Collection entries
begin

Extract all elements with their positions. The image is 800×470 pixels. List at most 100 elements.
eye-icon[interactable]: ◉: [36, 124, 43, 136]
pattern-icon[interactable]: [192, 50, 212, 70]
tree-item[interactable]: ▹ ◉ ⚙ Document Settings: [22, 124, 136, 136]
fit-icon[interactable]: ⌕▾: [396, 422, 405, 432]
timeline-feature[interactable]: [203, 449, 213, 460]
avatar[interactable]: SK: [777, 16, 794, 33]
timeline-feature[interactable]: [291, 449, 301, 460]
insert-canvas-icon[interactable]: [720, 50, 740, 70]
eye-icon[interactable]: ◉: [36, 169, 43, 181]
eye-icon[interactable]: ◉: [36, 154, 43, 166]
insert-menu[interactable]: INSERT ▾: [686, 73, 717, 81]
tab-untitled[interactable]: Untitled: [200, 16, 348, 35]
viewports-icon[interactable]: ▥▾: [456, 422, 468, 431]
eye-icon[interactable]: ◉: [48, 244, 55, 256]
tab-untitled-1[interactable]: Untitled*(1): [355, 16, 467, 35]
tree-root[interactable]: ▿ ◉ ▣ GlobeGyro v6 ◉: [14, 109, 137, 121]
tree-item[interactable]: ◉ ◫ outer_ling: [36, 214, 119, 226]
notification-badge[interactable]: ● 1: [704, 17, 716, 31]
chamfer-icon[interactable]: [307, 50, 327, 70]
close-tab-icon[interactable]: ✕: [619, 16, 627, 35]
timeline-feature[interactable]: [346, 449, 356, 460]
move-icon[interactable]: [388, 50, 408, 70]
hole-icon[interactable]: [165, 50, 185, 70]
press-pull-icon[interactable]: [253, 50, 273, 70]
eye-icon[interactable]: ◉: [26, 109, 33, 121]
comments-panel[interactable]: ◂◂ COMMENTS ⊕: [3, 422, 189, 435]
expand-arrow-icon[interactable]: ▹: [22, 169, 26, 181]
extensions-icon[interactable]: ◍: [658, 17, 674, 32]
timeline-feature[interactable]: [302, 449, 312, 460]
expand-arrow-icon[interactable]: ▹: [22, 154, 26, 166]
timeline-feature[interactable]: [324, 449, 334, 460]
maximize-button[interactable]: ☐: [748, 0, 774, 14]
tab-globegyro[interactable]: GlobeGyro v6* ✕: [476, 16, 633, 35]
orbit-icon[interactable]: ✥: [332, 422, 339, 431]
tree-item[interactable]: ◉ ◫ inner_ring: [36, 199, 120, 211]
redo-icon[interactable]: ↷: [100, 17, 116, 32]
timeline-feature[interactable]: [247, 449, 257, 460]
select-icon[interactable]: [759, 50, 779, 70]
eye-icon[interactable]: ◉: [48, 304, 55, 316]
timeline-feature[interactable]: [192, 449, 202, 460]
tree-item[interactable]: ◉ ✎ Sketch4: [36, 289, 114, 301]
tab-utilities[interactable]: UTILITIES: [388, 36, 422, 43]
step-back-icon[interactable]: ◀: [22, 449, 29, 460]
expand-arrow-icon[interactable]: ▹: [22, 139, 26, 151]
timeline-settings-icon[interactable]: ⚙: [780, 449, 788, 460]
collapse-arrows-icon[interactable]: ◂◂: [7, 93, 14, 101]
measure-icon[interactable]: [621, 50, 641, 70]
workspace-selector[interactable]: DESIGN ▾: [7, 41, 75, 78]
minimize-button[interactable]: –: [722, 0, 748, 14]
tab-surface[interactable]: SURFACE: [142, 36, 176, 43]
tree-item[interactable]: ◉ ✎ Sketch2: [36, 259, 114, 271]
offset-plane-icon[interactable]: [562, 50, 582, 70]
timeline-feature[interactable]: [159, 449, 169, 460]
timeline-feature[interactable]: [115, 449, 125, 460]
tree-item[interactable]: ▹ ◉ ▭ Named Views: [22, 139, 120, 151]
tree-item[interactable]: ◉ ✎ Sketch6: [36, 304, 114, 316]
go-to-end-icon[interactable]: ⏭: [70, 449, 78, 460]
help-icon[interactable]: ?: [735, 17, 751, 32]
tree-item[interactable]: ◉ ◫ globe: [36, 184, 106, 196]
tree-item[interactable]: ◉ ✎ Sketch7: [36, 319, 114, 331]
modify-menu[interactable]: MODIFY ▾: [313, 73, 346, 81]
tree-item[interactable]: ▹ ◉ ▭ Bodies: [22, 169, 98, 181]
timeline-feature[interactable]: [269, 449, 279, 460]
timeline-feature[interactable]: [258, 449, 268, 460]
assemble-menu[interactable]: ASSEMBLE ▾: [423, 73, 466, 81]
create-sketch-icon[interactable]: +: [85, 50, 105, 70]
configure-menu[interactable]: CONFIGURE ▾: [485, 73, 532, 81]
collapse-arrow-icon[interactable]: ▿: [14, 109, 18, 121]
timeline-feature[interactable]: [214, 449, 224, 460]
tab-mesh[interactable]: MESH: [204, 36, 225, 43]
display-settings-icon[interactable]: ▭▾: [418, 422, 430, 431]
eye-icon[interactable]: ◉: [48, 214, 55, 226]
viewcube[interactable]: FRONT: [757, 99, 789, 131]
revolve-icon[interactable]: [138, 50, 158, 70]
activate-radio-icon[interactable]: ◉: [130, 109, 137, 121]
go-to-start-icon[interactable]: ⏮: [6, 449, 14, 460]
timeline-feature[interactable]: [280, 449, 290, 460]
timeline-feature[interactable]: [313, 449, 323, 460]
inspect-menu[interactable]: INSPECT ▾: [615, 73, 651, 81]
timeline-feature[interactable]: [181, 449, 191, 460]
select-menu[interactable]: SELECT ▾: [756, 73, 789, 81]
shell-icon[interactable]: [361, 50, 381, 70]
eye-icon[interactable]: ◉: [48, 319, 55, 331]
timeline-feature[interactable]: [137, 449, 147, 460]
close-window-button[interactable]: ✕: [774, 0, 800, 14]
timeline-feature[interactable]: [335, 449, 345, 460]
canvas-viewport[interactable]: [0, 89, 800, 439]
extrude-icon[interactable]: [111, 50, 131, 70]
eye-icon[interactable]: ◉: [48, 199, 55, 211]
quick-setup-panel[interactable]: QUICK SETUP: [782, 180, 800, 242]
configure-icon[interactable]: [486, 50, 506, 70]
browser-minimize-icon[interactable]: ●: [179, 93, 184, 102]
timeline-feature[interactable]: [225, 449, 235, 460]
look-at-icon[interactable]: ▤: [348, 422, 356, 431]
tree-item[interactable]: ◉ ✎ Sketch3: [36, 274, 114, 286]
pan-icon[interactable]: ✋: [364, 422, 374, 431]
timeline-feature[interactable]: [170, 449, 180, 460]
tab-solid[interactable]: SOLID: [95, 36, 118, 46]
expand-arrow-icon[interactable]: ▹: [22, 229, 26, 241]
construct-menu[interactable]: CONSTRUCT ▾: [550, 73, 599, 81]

end

WORK TO COMPLETE:
Please repeat the data from the start through the line containing "fit-icon[interactable]: ⌕▾: [396, 422, 405, 432]", including both ends.

ANSWER TO THE TASK:
Extract all elements with their positions. The image is 800×470 pixels. List at most 100 elements.
eye-icon[interactable]: ◉: [36, 124, 43, 136]
pattern-icon[interactable]: [192, 50, 212, 70]
tree-item[interactable]: ▹ ◉ ⚙ Document Settings: [22, 124, 136, 136]
fit-icon[interactable]: ⌕▾: [396, 422, 405, 432]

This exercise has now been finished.